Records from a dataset
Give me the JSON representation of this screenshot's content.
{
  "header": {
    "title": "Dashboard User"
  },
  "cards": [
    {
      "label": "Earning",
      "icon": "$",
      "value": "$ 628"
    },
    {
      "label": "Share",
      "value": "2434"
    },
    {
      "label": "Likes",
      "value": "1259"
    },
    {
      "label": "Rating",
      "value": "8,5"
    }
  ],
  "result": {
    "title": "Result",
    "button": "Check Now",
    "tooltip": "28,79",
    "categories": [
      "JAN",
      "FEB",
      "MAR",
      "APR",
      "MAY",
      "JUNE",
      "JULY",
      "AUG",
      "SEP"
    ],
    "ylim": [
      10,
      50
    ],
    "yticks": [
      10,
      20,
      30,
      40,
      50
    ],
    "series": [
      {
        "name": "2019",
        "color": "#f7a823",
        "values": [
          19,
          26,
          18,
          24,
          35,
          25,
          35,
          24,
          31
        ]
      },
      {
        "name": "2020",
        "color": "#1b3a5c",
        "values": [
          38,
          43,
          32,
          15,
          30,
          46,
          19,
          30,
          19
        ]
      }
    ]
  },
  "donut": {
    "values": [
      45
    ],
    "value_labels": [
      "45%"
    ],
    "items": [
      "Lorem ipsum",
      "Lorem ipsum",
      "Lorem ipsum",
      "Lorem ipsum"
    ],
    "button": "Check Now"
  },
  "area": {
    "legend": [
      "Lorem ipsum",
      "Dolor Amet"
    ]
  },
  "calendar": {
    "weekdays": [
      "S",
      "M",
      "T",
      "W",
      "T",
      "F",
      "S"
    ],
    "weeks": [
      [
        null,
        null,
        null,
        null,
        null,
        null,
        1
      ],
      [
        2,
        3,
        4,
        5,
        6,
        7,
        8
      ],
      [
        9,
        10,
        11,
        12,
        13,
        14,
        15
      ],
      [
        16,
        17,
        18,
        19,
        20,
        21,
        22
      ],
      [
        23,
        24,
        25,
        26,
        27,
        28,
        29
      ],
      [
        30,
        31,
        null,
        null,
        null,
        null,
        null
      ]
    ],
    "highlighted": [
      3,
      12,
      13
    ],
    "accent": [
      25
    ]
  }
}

* * *

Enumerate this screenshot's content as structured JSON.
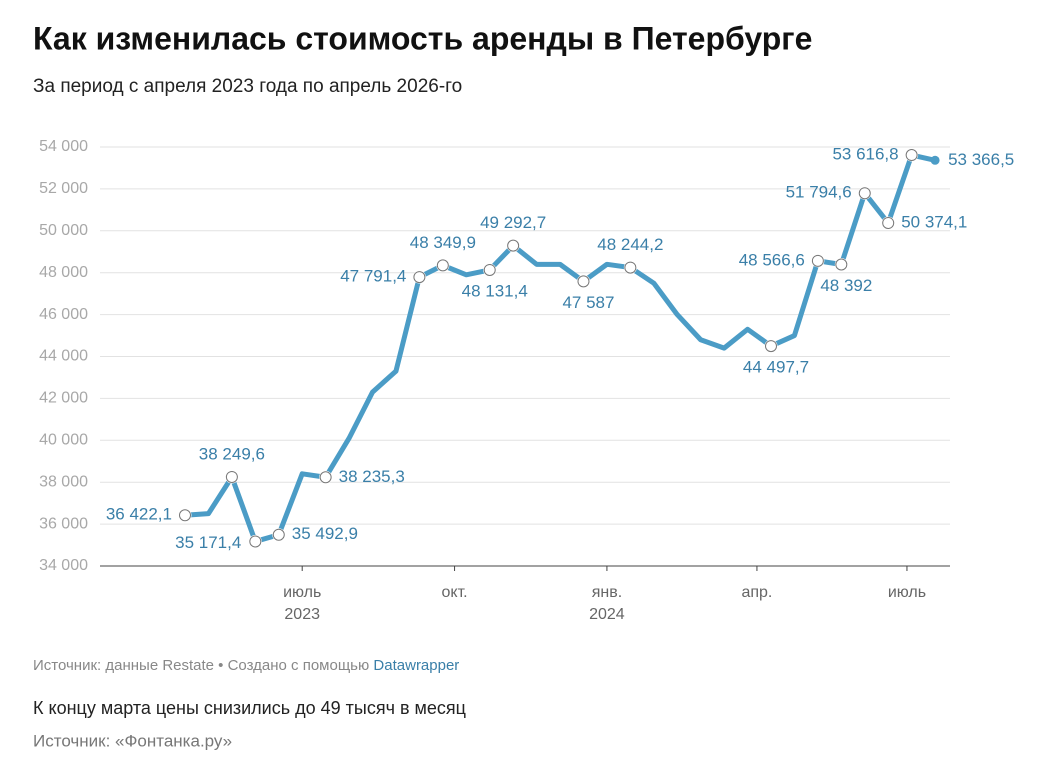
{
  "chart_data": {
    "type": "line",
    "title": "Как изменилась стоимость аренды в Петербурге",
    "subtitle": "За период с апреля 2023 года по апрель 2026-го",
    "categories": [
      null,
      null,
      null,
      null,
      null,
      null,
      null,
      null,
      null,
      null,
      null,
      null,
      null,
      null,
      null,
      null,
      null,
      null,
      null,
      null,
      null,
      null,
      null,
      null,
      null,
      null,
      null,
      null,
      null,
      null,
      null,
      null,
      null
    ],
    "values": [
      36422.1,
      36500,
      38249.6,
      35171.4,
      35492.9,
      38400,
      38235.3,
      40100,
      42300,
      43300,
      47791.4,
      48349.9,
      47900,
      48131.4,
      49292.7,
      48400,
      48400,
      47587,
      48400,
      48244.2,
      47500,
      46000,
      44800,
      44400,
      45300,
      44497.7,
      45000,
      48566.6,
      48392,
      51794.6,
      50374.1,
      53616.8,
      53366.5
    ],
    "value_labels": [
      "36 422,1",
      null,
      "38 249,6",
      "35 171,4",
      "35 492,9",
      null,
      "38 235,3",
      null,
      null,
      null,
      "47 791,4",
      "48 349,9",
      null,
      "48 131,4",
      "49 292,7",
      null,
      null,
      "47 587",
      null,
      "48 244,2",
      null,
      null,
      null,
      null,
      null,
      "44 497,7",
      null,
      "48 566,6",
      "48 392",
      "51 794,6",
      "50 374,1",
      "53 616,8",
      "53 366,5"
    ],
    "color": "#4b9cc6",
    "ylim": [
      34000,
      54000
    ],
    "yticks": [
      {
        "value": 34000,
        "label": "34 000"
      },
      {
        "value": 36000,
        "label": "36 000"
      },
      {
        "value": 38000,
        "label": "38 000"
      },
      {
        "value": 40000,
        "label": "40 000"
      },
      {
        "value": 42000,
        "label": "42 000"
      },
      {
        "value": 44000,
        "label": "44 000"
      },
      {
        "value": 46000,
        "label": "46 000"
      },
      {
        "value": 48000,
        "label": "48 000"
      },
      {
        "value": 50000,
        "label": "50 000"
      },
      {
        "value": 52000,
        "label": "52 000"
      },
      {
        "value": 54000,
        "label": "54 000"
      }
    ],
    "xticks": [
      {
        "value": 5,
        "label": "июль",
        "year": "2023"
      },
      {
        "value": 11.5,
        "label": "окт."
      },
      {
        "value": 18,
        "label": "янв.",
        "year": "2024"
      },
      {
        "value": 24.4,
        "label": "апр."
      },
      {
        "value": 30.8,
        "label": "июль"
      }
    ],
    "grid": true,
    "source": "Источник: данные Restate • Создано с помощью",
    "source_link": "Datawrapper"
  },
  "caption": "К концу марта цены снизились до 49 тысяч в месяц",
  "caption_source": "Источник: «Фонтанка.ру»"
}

• WORK TO DO
In the entries above, some lines may contain the string "color"; report how many, without additional comment.

• EXERCISE RESPONSE
3